• **TUGAS ANDA**
Jawab singkat berdasarkan teks tentang Bali di bawah:
1. Apa tugas pemerintah agar investor bisa berinvestasi dengan aman dan nyaman?
2. Bali bisa dikembangkan menjadi pulau apa?
3. Bali terkenal karena apa?

• **TEKS YANG DIBERIKAN**
◆ ◆ ◆

Tugas pemerintah/negara adalah untuk menjalankan pemerintahan. Negara yang maju adalah negara yang kaya akan industri. Tugas pemerintah adalah menjaga keamanan, dengan begitu investor baik investor lokal maupun luar bisa berinvestasi dengan aman dan nyaman. Khusus untuk Bali mungkin tidak cocok menjadi pulau industri, tapi bisa dikembangkan menjadi pulau budaya, seniman dan kearifan lokal diberdayakan. Karena sebenarnya pariwisata Bali bukan wisata industri tapi wisata budaya. Meski kemudian lahir hotel2 berbintang dan sejuta saran penunjang lainnya, sebenarnya yang menjadi tujuan bukan itu. Itu hanya pelengkap. Bali terkenal karena budaya & senimannya. BUkan karena mall atau banguan bertingkatnya… Arrrrrrrghhhhhh….beginilah jadinya. Siapa suruh pilih dia dulu!!!

◆ ◆ ◆

• **MATERI YANG DIBERIKAN**
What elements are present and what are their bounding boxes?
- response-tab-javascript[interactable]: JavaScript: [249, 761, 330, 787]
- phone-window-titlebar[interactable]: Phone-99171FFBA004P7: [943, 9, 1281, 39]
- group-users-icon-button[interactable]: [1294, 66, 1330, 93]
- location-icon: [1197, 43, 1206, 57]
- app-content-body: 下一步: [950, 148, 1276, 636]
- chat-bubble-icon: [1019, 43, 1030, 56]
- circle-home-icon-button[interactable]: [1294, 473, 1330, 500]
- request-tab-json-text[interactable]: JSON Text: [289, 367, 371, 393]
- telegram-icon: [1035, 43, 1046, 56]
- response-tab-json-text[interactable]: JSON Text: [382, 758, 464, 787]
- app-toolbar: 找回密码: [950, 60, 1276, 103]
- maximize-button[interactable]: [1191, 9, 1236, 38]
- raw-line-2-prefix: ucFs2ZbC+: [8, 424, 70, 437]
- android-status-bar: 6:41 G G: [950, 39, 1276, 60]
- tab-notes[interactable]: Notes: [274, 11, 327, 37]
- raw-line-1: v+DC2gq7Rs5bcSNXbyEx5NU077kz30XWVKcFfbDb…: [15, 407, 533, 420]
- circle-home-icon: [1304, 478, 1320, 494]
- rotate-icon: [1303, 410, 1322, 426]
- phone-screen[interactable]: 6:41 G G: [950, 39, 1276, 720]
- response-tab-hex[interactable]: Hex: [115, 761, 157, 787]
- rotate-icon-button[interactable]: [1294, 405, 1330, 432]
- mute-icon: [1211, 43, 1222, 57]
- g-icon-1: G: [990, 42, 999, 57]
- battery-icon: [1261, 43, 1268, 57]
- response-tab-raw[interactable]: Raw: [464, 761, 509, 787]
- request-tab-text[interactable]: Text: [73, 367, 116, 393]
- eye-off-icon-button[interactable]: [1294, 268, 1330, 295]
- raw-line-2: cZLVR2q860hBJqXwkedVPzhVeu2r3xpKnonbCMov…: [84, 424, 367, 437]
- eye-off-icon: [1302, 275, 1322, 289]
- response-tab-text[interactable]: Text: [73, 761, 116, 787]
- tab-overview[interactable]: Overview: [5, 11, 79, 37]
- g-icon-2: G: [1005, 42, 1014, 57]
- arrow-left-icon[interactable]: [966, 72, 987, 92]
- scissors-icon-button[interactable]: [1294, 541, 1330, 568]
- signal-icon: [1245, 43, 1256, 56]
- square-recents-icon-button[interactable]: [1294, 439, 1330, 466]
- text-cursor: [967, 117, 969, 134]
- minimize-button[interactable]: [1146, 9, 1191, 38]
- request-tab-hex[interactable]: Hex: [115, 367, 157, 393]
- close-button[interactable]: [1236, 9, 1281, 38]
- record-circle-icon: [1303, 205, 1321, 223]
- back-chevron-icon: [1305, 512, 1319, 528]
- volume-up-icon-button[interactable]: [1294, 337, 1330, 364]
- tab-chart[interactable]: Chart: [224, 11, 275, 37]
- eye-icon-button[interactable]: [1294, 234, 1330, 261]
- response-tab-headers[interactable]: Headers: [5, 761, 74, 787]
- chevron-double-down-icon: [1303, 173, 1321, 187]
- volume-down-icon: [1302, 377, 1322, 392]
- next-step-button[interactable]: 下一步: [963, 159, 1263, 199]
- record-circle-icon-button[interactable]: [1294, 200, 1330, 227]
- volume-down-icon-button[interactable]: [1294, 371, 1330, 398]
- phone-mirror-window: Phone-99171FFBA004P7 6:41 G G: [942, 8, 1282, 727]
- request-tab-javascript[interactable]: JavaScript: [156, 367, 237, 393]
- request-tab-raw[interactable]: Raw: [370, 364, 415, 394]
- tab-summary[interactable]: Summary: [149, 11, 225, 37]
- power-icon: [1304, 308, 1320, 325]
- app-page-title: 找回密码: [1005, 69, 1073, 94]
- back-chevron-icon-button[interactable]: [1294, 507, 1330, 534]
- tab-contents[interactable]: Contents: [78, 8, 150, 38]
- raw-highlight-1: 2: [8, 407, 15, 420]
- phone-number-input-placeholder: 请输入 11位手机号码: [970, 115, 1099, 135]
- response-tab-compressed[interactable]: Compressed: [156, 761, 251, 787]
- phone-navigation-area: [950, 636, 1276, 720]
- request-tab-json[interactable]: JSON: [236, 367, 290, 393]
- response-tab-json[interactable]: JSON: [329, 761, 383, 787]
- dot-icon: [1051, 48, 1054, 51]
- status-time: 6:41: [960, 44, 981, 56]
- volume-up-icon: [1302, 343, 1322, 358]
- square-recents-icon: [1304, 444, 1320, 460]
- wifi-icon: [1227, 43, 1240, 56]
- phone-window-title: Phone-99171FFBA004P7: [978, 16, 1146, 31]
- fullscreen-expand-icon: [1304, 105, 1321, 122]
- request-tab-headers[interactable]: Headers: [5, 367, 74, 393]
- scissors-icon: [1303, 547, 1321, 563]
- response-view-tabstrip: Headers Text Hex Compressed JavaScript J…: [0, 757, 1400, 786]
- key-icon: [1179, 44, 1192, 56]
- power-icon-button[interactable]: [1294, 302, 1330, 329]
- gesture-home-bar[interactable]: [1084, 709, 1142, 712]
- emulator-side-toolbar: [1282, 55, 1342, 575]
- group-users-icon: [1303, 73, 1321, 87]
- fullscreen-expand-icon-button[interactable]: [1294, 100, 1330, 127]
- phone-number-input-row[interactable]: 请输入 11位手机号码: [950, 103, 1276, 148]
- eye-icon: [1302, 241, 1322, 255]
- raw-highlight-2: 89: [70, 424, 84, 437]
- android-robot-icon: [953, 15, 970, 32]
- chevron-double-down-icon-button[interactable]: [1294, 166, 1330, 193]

◆ ◆ ◆

• **JAWABAN**
1. Menjaga keamanan.
2. Pulau budaya.
3. Budaya dan senimannya.